* BEGIN *

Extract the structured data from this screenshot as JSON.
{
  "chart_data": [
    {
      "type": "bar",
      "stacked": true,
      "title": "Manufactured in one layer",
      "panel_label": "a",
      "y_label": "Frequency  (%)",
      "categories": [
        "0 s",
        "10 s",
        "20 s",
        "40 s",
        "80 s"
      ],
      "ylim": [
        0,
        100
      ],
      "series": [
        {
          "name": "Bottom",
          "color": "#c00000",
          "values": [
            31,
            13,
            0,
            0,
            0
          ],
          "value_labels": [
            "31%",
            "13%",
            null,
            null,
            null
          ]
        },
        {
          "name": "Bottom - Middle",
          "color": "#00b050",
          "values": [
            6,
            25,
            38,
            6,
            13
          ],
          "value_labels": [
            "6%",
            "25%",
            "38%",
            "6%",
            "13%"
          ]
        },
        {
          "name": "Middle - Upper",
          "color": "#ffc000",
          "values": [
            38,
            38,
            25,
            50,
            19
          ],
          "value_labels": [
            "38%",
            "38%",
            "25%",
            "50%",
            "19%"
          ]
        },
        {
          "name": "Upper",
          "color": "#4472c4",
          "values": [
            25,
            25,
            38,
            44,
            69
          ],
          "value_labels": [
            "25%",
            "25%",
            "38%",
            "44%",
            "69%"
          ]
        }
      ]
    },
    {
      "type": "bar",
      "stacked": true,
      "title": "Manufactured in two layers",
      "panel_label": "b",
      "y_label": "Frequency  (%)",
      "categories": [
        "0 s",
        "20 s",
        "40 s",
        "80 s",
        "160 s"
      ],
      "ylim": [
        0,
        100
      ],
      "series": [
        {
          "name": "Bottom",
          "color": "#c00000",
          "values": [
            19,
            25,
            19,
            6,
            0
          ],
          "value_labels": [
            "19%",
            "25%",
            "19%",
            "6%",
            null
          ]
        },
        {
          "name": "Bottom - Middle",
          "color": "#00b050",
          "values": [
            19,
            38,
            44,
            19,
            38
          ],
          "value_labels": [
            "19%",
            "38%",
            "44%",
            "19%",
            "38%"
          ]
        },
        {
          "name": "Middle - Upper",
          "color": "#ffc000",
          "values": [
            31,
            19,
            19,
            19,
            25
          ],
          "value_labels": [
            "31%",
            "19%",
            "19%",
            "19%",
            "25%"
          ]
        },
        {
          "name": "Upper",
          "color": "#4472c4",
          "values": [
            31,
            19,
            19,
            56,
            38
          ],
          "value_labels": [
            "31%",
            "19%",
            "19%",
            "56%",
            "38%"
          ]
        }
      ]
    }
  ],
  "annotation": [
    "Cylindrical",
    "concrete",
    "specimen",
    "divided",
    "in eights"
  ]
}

* END *

# TASK TO CARRY OUT:
Copy each record from above exactly, and include every line.

# TASK RESULT:
Extract the structured data from this screenshot as JSON.
{
  "chart_data": [
    {
      "type": "bar",
      "stacked": true,
      "title": "Manufactured in one layer",
      "panel_label": "a",
      "y_label": "Frequency  (%)",
      "categories": [
        "0 s",
        "10 s",
        "20 s",
        "40 s",
        "80 s"
      ],
      "ylim": [
        0,
        100
      ],
      "series": [
        {
          "name": "Bottom",
          "color": "#c00000",
          "values": [
            31,
            13,
            0,
            0,
            0
          ],
          "value_labels": [
            "31%",
            "13%",
            null,
            null,
            null
          ]
        },
        {
          "name": "Bottom - Middle",
          "color": "#00b050",
          "values": [
            6,
            25,
            38,
            6,
            13
          ],
          "value_labels": [
            "6%",
            "25%",
            "38%",
            "6%",
            "13%"
          ]
        },
        {
          "name": "Middle - Upper",
          "color": "#ffc000",
          "values": [
            38,
            38,
            25,
            50,
            19
          ],
          "value_labels": [
            "38%",
            "38%",
            "25%",
            "50%",
            "19%"
          ]
        },
        {
          "name": "Upper",
          "color": "#4472c4",
          "values": [
            25,
            25,
            38,
            44,
            69
          ],
          "value_labels": [
            "25%",
            "25%",
            "38%",
            "44%",
            "69%"
          ]
        }
      ]
    },
    {
      "type": "bar",
      "stacked": true,
      "title": "Manufactured in two layers",
      "panel_label": "b",
      "y_label": "Frequency  (%)",
      "categories": [
        "0 s",
        "20 s",
        "40 s",
        "80 s",
        "160 s"
      ],
      "ylim": [
        0,
        100
      ],
      "series": [
        {
          "name": "Bottom",
          "color": "#c00000",
          "values": [
            19,
            25,
            19,
            6,
            0
          ],
          "value_labels": [
            "19%",
            "25%",
            "19%",
            "6%",
            null
          ]
        },
        {
          "name": "Bottom - Middle",
          "color": "#00b050",
          "values": [
            19,
            38,
            44,
            19,
            38
          ],
          "value_labels": [
            "19%",
            "38%",
            "44%",
            "19%",
            "38%"
          ]
        },
        {
          "name": "Middle - Upper",
          "color": "#ffc000",
          "values": [
            31,
            19,
            19,
            19,
            25
          ],
          "value_labels": [
            "31%",
            "19%",
            "19%",
            "19%",
            "25%"
          ]
        },
        {
          "name": "Upper",
          "color": "#4472c4",
          "values": [
            31,
            19,
            19,
            56,
            38
          ],
          "value_labels": [
            "31%",
            "19%",
            "19%",
            "56%",
            "38%"
          ]
        }
      ]
    }
  ],
  "annotation": [
    "Cylindrical",
    "concrete",
    "specimen",
    "divided",
    "in eights"
  ]
}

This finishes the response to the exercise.